Instruction —
Determine the count of lines holding the string "text". Return only the number.

Data entries for graphics:

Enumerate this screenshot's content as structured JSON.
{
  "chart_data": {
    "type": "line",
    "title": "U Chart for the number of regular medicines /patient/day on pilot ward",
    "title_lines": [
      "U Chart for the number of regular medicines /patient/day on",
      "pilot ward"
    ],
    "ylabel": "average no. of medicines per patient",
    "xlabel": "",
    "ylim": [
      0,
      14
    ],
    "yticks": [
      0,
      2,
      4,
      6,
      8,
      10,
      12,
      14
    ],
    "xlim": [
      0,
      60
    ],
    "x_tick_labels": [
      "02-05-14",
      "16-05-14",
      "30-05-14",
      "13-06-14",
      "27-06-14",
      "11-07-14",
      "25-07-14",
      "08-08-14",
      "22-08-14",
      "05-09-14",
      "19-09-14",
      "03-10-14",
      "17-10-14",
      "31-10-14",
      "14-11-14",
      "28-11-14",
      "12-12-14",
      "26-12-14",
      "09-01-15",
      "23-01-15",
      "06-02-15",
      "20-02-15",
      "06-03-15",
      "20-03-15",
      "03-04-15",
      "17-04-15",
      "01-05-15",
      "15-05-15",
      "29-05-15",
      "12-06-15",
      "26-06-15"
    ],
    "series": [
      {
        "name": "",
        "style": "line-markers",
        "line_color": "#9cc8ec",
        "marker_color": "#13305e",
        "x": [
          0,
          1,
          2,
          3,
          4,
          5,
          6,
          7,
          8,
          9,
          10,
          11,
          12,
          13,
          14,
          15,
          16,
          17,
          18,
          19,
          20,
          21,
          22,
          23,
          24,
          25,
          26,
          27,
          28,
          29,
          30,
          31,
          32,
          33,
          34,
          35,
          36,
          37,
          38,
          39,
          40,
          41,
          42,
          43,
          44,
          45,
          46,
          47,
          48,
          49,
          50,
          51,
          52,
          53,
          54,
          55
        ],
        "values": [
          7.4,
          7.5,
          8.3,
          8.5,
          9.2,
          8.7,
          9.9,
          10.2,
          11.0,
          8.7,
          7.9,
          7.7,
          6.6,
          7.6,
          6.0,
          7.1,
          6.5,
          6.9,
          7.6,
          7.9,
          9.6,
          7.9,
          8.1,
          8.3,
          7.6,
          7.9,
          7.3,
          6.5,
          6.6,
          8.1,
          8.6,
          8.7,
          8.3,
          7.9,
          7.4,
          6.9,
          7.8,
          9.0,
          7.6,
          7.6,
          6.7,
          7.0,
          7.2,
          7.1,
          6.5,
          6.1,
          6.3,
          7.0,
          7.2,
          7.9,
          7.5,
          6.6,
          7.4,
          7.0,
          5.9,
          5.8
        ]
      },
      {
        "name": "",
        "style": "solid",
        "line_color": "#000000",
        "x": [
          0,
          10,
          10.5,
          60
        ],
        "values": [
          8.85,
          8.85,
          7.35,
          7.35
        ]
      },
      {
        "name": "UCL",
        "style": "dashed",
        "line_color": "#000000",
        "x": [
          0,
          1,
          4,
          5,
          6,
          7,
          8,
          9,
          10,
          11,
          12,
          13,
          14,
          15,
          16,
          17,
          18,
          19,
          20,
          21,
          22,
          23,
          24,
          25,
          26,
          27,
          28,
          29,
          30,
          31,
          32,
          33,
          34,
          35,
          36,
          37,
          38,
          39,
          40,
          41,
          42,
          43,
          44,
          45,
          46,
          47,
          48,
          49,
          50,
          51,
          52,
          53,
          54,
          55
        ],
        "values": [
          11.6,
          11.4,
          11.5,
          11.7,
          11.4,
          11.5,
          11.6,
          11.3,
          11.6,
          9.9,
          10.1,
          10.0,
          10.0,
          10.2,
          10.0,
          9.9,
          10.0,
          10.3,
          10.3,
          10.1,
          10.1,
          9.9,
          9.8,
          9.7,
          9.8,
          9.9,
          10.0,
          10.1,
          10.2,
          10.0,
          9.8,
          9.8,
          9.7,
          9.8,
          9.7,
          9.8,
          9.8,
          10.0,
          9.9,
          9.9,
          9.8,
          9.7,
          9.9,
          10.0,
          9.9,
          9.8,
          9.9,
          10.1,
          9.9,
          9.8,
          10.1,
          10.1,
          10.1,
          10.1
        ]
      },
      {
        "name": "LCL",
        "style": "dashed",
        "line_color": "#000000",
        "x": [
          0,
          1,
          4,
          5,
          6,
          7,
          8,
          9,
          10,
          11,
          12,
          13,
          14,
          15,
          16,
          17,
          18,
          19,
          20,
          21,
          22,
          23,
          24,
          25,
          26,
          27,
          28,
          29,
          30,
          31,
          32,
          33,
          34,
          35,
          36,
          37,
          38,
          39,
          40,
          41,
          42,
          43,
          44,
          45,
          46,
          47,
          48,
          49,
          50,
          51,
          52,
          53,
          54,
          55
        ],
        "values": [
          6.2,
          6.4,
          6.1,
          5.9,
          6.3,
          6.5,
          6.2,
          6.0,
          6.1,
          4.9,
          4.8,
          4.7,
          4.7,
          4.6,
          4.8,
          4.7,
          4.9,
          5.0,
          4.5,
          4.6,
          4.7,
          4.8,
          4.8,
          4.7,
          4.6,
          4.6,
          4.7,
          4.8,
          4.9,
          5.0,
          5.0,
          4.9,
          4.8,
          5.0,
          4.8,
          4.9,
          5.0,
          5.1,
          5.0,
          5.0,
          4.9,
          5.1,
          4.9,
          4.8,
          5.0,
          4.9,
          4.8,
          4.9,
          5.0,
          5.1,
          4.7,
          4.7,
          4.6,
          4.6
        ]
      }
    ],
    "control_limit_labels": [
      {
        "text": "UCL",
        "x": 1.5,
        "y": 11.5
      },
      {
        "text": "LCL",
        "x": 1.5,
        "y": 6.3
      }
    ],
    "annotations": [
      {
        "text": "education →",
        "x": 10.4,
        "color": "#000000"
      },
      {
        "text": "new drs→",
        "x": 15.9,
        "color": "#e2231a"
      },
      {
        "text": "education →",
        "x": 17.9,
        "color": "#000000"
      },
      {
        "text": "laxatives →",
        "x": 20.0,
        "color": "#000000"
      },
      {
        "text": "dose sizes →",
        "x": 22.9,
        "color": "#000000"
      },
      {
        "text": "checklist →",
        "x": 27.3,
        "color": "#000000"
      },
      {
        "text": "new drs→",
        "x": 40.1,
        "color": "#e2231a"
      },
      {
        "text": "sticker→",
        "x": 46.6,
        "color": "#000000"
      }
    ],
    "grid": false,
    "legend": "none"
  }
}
---
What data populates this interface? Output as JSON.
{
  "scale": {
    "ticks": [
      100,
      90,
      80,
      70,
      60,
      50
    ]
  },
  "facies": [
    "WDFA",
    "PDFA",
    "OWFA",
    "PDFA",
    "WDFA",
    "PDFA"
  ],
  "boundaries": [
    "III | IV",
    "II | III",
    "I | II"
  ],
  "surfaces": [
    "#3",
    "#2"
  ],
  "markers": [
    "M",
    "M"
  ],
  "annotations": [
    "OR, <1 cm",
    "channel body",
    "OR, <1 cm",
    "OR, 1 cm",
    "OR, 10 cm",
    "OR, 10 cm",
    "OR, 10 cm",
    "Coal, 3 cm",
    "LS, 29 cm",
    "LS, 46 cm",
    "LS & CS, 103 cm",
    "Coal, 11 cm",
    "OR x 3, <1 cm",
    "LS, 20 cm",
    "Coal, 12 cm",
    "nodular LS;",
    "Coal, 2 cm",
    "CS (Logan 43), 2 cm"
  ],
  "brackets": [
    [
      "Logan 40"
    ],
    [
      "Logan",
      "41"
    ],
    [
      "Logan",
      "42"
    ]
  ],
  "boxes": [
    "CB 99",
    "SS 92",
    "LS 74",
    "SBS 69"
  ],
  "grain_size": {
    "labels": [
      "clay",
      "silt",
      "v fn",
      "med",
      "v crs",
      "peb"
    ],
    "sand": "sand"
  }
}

Output of the task —
10